[START OF Entries shown]
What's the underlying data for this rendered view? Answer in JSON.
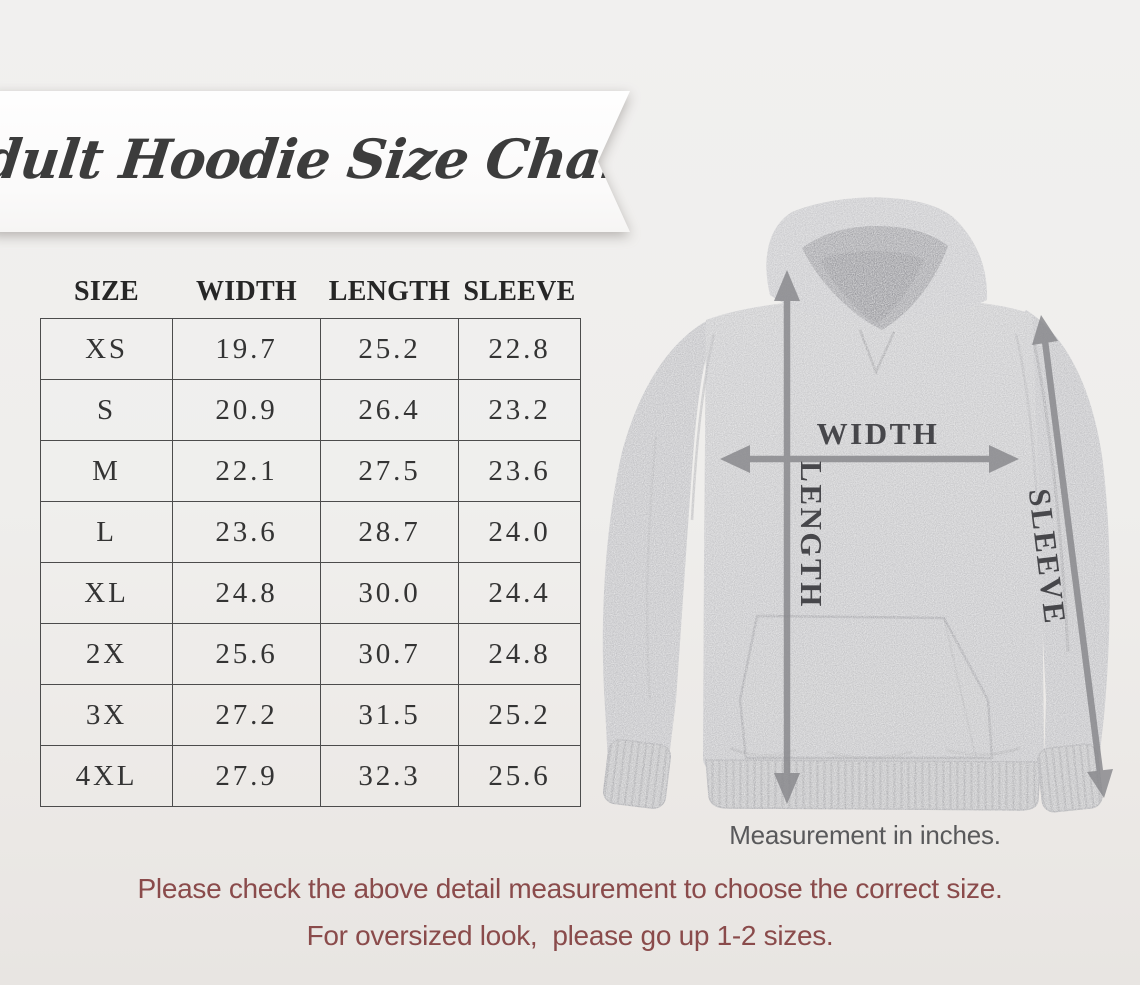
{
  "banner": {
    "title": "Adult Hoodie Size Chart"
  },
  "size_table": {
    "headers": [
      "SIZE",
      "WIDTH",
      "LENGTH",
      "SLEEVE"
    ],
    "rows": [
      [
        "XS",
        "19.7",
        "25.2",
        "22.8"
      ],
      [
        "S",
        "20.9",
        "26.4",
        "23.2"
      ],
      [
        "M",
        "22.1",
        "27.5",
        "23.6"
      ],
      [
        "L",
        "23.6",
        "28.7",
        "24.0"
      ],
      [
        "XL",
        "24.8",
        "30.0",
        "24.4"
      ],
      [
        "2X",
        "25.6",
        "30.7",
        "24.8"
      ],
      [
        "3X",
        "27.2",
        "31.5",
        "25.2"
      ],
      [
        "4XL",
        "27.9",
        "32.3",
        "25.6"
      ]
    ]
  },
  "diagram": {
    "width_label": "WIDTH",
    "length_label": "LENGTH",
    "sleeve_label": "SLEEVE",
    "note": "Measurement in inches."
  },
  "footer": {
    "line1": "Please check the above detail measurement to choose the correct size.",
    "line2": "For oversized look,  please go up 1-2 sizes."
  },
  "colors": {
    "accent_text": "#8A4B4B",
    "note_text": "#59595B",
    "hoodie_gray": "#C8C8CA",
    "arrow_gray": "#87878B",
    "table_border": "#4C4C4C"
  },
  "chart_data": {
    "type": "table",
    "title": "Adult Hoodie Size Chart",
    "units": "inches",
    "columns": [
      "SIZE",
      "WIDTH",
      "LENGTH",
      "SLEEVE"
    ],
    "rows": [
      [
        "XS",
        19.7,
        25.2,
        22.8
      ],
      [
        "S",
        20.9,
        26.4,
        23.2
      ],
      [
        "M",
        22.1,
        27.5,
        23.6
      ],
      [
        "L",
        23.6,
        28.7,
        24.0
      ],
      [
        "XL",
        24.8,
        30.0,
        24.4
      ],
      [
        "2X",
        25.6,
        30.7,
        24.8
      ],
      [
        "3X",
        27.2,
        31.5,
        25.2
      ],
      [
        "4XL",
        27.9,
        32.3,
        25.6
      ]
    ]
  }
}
[END OF Entries shown]
Find and copy each line above that includes the string "Adult".

    "title": "Adult Hoodie Size Chart"
    "title": "Adult Hoodie Size Chart",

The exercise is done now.